Bloco de texto:
◇ ◇ ◇ ◇ ◇ ◇ ◇
A
devoção mariana é um facto relevante na piedade pessoal de muitos portugueses.
Mas não é a esse título que a vou sublinhar aqui, antes a título coletivo, como
devoção nacional que também parece ser.
Efetivamente,
as grandes horas portuguesas foram várias vezes horas marianas, porque a Maria
se referiram, pela intercessão ou no louvor. E se os povos se simbolizam nas
realidades que afirmam com mais constância e calor, então o povo português
aparece-nos frequentemente como um povo mariano.
Relancemos:
A
nossa realidade política foi recortada pela espada de D. Afonso Henriques. De
Guimarães a Lisboa e ao Alentejo, criou o Estado português, juntando gentes
diversas, de dentro e de fora. As sés que levantou dedicou-as a Santa Maria.
Mas como se denominavam os que morriam na luta, os que caíam na guerra contra
os Mouros? Ao menos em alguns casos, mártires. E quem os recebia no céu? Santa
Maria.
Efetivamente,
mal começado o cerco a Lisboa, em 1147, D. Afonso teve de correr a Sacavém, a
parar uns mouros que o vinham cercar por sua vez. Pelos cristãos mortos na
peleja, levantou aí um templo a Nossa Senhora dos Mártires. Depois de
conquistada a cidade, no local onde se tinham sepultado os cruzados ingleses,
ergueu também um templo. O nome? Nossa Senhora dos Mártires. A sua dedicação
celebrava-se a 13 de maio...
A
guerra continuou nos reinados seguintes e a invocação também. Mesmo ao sul
ainda aparecerão igrejas de Nossa Senhora dos Mártires, em Silves e Castro
Marim, por exemplo. E Frei Agostinho de Santa Maria escreveu mais tarde no seu
Santuário Mariano sobre a imagem de Castro Marim: «Este título se devia dar à
Senhora, sem dúvida, porque no tempo dos Mouros se enterrariam junto ao seu
altar os corpos daqueles soldados, que em defesa da fé sacrificaram as vidas.»
Quando
Portugal se ia perdendo na herança de D. Fernando, foi em Aljubarrota que se
ganhou. E isto deu-se na véspera de Santa Maria de agosto, como sabia D. João
I, como sabia Nun’Álvares, como sabiam todos. O Condestável, narra Fernão
Lopes, animava os nossos, pois «que a Mãe de Deus, cuja véspera era então,
seria sua advogada»; e o novo rei reforçava: «Em nome de Deus e da Virgem
Maria, cujo dia é amanhã, sejamos todos fortes e prestes.»
Depois
foi a vitória portuguesa e a peregrinação do nosso rei à Senhora da Oliveira,
em Guimarães, a pé e a agradecer. E o agradecimento lavrado em pedra, que foi
Santa Maria da Vitória. Antes da batalha e por causa dela, já o povo de Lisboa
prometera também uma procissão anual a Nossa Senhora da Escada, que se venerava
ao pé do Rossio.
Consolidado
o reino, seguiu-se a expansão. E o mesmo Frei Agostinho de Santa Maria pôde
dizer depois que o infante D. Henrique que «nesta sua empresa escolheu por sua
principal estrela a Maria Santíssima, e aos Santos Reis Magos, rogando-lhes que
mostrassem outras novas estrelas, novos homens e novos mundos».
◇ ◇ ◇ ◇ ◇ ◇ ◇
Dados fornecidos:
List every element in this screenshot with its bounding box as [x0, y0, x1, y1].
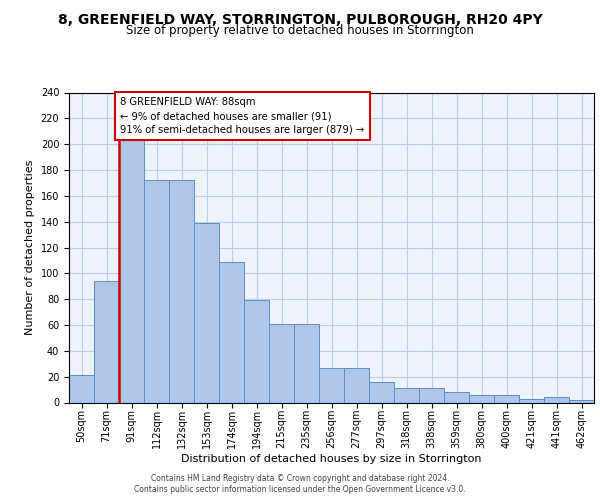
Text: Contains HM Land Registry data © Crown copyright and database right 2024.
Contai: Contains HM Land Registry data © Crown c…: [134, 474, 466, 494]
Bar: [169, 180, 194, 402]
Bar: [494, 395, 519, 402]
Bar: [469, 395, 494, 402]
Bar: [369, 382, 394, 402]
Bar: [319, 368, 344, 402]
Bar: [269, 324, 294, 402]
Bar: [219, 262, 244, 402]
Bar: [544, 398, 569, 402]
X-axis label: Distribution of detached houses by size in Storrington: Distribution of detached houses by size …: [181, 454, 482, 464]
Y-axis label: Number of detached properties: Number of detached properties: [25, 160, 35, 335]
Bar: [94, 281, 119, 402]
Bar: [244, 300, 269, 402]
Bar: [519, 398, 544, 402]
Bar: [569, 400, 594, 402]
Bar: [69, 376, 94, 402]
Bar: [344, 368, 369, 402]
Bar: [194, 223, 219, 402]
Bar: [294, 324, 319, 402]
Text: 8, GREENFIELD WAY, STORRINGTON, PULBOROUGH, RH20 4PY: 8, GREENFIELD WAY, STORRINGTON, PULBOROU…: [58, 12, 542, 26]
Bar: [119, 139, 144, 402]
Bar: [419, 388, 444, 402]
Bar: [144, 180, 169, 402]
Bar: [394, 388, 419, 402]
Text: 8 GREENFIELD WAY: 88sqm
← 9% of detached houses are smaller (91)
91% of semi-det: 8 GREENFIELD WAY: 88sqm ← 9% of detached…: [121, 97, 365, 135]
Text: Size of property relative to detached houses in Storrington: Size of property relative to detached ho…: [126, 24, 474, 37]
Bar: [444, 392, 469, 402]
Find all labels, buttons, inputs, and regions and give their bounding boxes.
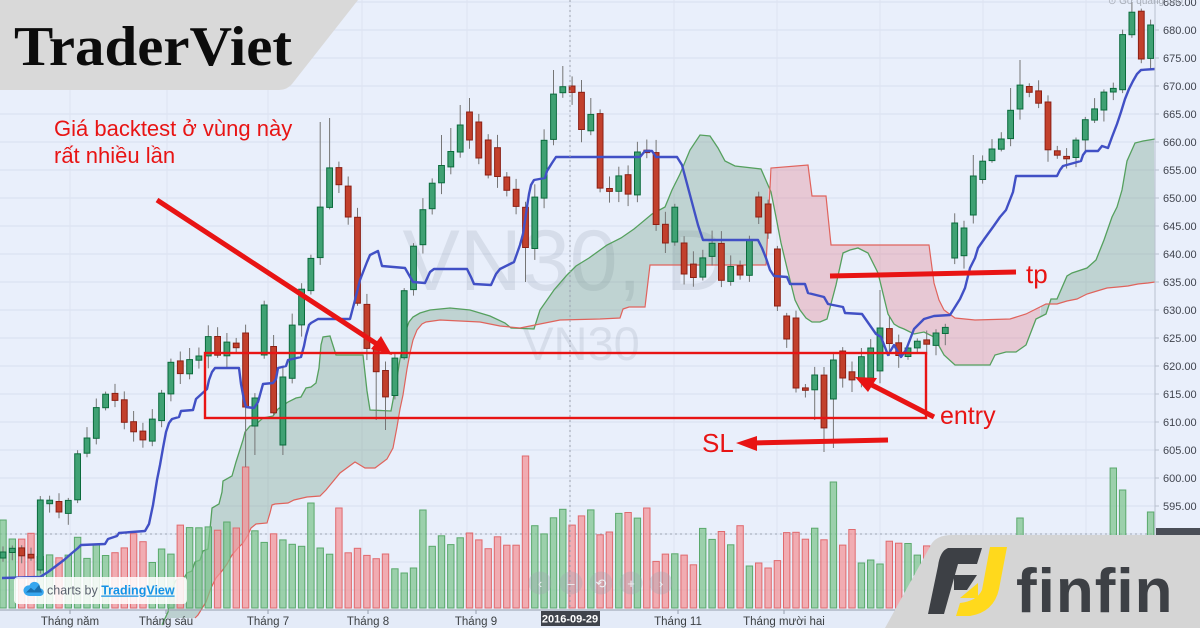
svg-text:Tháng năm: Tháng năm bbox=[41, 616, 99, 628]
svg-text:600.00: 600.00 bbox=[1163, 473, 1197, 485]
◇ ◇ ◇ ◇ ◇ ◇ ◇
Em que consiste: Transcreva textualmente o trecho do texto sobre a devoção mariana que começa nas palavras «Mas como se» e termina logo após «13 de maio...».

Resposta à tarefa:
Mas como se denominavam os que morriam na luta, os que caíam na guerra contra
os Mouros? Ao menos em alguns casos, mártires. E quem os recebia no céu? Santa
Maria.
Efetivamente,
mal começado o cerco a Lisboa, em 1147, D. Afonso teve de correr a Sacavém, a
parar uns mouros que o vinham cercar por sua vez. Pelos cristãos mortos na
peleja, levantou aí um templo a Nossa Senhora dos Mártires. Depois de
conquistada a cidade, no local onde se tinham sepultado os cruzados ingleses,
ergueu também um templo. O nome? Nossa Senhora dos Mártires. A sua dedicação
celebrava-se a 13 de maio...